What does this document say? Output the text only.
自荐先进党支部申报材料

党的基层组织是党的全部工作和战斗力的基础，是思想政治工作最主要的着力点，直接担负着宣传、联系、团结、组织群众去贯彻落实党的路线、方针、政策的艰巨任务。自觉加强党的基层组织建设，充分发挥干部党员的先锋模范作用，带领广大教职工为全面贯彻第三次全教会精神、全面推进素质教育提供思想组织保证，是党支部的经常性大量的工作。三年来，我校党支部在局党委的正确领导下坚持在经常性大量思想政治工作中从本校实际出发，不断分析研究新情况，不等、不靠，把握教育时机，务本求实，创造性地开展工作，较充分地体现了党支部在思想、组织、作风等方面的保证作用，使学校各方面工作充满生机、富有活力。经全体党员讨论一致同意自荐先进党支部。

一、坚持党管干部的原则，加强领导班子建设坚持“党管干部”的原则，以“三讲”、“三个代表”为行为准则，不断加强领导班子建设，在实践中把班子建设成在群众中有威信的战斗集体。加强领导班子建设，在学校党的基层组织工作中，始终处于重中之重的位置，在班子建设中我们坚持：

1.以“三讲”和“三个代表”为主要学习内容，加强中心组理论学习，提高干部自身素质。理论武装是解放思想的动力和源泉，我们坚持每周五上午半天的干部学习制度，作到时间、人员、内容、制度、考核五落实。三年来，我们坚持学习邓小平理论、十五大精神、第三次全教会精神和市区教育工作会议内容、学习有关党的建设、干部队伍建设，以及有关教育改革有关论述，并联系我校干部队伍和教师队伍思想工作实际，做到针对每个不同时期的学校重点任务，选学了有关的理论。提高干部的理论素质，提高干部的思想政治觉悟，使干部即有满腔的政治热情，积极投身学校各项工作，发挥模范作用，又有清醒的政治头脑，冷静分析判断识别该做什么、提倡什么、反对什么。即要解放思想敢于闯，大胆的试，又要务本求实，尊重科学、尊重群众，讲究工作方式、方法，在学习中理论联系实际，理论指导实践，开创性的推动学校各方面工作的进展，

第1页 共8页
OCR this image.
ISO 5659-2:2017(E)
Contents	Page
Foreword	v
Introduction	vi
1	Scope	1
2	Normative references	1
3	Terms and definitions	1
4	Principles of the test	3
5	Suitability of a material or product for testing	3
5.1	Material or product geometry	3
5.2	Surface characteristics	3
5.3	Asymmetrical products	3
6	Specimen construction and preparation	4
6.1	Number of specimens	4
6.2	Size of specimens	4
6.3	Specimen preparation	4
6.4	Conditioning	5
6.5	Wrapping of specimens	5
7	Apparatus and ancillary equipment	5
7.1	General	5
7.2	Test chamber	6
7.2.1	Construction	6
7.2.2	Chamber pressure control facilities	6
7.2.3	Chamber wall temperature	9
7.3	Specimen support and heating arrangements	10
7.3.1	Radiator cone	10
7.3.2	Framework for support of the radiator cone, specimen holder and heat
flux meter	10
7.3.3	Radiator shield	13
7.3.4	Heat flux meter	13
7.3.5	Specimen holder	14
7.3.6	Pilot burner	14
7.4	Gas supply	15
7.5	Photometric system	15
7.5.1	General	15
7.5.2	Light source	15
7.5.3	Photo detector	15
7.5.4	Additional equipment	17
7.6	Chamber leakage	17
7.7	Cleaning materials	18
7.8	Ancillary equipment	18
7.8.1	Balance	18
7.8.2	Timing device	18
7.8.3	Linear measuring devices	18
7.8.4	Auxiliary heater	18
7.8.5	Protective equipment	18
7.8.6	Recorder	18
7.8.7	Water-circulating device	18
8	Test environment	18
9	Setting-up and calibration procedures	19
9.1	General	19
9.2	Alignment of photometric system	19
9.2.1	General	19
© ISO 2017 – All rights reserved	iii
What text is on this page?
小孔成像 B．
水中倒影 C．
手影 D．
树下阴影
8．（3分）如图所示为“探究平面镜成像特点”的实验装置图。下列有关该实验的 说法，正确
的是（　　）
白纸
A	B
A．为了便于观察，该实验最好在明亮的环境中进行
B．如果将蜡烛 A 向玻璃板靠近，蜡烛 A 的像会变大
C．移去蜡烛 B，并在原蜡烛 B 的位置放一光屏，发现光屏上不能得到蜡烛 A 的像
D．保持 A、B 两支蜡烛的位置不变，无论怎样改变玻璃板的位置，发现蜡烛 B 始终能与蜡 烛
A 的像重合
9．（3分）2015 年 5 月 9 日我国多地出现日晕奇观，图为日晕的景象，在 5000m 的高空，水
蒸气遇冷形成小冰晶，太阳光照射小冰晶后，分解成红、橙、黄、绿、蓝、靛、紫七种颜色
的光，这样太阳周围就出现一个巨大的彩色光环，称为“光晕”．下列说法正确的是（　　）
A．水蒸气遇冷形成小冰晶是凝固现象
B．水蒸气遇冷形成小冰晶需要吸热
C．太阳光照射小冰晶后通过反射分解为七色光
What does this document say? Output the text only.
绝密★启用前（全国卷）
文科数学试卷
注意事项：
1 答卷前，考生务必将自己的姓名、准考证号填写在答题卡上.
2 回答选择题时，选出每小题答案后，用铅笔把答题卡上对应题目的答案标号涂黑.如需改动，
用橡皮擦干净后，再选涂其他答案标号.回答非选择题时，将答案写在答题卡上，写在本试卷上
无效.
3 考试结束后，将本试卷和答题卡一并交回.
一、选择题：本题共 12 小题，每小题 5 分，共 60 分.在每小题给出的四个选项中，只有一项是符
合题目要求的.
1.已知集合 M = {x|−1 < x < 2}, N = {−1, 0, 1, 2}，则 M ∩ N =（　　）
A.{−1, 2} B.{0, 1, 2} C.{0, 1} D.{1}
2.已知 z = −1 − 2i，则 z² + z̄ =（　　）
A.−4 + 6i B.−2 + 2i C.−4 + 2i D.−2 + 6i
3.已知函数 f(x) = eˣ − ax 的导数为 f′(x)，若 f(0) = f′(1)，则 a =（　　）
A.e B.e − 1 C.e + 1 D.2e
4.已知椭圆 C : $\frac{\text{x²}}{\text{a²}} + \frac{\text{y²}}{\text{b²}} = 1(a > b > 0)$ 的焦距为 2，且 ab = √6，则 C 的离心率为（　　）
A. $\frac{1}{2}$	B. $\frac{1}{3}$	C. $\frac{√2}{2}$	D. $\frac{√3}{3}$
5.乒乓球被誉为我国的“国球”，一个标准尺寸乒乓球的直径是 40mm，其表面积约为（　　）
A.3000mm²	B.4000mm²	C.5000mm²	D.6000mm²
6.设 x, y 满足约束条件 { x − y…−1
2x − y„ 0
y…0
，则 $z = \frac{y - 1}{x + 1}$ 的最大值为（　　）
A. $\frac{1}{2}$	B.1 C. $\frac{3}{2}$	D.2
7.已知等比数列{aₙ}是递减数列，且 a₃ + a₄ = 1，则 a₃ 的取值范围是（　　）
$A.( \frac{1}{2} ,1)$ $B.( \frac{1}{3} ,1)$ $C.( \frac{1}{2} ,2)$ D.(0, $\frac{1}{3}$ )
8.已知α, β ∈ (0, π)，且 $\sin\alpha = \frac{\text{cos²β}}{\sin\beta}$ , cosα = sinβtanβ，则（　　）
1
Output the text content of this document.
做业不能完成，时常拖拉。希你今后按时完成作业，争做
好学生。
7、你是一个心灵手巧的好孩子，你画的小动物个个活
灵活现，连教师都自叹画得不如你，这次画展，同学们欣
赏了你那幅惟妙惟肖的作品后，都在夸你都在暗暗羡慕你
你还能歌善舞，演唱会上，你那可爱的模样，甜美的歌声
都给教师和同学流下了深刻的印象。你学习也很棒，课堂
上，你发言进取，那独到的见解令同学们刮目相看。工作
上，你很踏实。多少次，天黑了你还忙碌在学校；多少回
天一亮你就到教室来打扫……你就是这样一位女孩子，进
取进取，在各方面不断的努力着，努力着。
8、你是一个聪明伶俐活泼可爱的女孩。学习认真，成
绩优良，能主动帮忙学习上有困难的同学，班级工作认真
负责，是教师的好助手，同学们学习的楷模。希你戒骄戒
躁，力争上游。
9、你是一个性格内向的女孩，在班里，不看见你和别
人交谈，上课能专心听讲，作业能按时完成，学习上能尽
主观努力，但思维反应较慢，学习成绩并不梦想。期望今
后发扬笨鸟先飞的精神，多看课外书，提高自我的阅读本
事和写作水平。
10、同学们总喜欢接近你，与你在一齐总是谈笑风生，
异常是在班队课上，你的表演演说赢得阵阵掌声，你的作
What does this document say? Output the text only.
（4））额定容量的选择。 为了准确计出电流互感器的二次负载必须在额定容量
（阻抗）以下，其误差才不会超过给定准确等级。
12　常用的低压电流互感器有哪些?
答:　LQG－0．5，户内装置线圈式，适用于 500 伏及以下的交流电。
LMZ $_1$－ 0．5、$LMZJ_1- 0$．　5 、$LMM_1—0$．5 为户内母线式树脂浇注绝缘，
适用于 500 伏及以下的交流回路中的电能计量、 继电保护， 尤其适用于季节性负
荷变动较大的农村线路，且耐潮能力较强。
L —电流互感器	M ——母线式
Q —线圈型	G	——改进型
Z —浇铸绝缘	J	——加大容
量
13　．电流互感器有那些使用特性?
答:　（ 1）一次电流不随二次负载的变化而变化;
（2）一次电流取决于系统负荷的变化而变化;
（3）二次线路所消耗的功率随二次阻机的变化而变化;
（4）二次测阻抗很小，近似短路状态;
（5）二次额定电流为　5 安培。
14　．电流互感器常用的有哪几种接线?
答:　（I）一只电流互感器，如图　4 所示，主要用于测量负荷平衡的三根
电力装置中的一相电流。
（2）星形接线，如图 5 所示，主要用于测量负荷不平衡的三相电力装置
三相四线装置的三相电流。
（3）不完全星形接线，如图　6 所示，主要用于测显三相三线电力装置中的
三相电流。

**REQUEST**
Write out every line of the preceding listing that contains "frac".

**RESULT FOR THIS TASK**
4.已知椭圆 C : $\frac{\text{x²}}{\text{a²}} + \frac{\text{y²}}{\text{b²}} = 1(a > b > 0)$ 的焦距为 2，且 ab = √6，则 C 的离心率为（　　）
A. $\frac{1}{2}$	B. $\frac{1}{3}$	C. $\frac{√2}{2}$	D. $\frac{√3}{3}$
，则 $z = \frac{y - 1}{x + 1}$ 的最大值为（　　）
A. $\frac{1}{2}$	B.1 C. $\frac{3}{2}$	D.2
$A.( \frac{1}{2} ,1)$ $B.( \frac{1}{3} ,1)$ $C.( \frac{1}{2} ,2)$ D.(0, $\frac{1}{3}$ )
8.已知α, β ∈ (0, π)，且 $\sin\alpha = \frac{\text{cos²β}}{\sin\beta}$ , cosα = sinβtanβ，则（　　）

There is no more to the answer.